* [Figure contents as structured data]
________________________

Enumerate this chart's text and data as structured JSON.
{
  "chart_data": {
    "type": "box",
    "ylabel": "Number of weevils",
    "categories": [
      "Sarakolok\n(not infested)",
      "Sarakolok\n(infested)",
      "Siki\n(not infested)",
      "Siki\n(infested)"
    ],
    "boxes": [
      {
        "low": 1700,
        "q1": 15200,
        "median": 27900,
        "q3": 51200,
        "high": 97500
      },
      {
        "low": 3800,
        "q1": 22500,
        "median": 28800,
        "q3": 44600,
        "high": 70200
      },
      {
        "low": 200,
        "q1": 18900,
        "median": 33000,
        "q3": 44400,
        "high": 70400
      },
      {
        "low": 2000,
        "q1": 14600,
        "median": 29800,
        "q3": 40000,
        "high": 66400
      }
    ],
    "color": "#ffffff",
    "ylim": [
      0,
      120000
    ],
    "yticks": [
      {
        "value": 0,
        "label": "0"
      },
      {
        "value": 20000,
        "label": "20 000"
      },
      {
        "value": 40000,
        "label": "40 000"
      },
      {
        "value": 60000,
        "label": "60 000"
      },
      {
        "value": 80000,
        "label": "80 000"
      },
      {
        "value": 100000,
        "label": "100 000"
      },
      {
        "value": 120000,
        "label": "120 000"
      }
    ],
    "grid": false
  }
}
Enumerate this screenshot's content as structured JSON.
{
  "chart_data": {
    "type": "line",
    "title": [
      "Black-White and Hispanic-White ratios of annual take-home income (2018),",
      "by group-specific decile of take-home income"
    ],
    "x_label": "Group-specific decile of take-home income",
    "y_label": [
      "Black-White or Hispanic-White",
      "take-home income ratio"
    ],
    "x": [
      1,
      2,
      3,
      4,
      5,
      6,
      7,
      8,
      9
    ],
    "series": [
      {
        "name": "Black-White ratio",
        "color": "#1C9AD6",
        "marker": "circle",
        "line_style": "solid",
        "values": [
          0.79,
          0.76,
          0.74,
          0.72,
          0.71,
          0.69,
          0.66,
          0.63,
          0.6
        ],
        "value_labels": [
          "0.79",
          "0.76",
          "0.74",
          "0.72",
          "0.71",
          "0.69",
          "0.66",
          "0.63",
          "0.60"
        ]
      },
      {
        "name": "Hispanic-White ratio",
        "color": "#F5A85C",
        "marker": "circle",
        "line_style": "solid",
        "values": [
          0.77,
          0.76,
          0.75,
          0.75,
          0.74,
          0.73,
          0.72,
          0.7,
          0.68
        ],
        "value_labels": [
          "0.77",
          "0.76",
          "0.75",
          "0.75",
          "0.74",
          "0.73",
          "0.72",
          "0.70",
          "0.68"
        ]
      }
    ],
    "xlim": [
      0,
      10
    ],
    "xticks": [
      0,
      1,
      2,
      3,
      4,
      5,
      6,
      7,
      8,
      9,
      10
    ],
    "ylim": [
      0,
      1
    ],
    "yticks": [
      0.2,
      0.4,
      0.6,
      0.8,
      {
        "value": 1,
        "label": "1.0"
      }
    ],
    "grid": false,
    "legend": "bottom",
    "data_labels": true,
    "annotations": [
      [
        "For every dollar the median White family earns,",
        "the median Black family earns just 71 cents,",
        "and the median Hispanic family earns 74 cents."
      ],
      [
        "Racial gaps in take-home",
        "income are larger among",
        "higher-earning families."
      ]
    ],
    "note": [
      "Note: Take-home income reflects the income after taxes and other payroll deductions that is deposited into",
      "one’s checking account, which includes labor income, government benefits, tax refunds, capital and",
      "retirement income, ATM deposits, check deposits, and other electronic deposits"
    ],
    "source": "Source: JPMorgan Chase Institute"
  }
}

________________________

* [Exercise details] Select every line in the records above that contains the word "White".

* [Output for this exercise]
      "Black-White and Hispanic-White ratios of annual take-home income (2018),",
      "Black-White or Hispanic-White",
        "name": "Black-White ratio",
        "name": "Hispanic-White ratio",
        "For every dollar the median White family earns,",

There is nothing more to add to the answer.